TASK TO COMPLETE = Don't copy the pictures; return every other part of the records exactly.
((
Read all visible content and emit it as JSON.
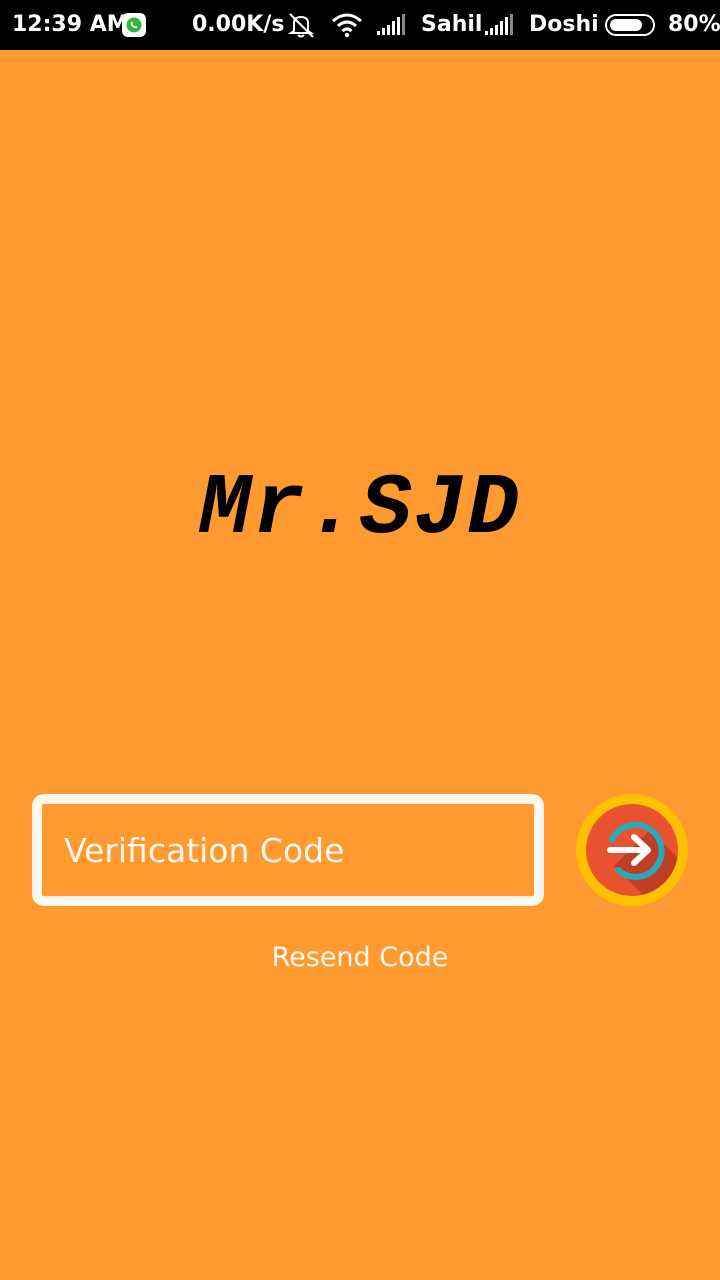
{
  "status_bar": {
    "time": "12:39 AM",
    "network_speed": "0.00K/s",
    "carrier_1": "Sahil",
    "carrier_2": "Doshi",
    "battery_percent": "80%",
    "battery_level": 0.8,
    "icons": [
      "whatsapp-icon",
      "mute-icon",
      "wifi-icon",
      "signal-icon",
      "signal-icon",
      "battery-icon"
    ]
  },
  "app": {
    "title": "Mr.SJD",
    "background_color": "#FF9A30"
  },
  "verification": {
    "placeholder": "Verification Code",
    "value": "",
    "resend_label": "Resend Code",
    "submit_icon": "arrow-right-icon",
    "submit_colors": {
      "ring": "#FFC000",
      "inner": "#E8522E",
      "arc": "#2AA9B8"
    }
  }
}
))
CORRECT ANSWER =
Read all visible content and emit it as JSON.
{
  "status_bar": {
    "time": "12:39 AM",
    "network_speed": "0.00K/s",
    "carrier_1": "Sahil",
    "carrier_2": "Doshi",
    "battery_percent": "80%",
    "battery_level": 0.8,
    "icons": [
      "whatsapp-icon",
      "mute-icon",
      "wifi-icon",
      "signal-icon",
      "signal-icon",
      "battery-icon"
    ]
  },
  "app": {
    "title": "Mr.SJD",
    "background_color": "#FF9A30"
  },
  "verification": {
    "placeholder": "Verification Code",
    "value": "",
    "resend_label": "Resend Code",
    "submit_icon": "arrow-right-icon",
    "submit_colors": {
      "ring": "#FFC000",
      "inner": "#E8522E",
      "arc": "#2AA9B8"
    }
  }
}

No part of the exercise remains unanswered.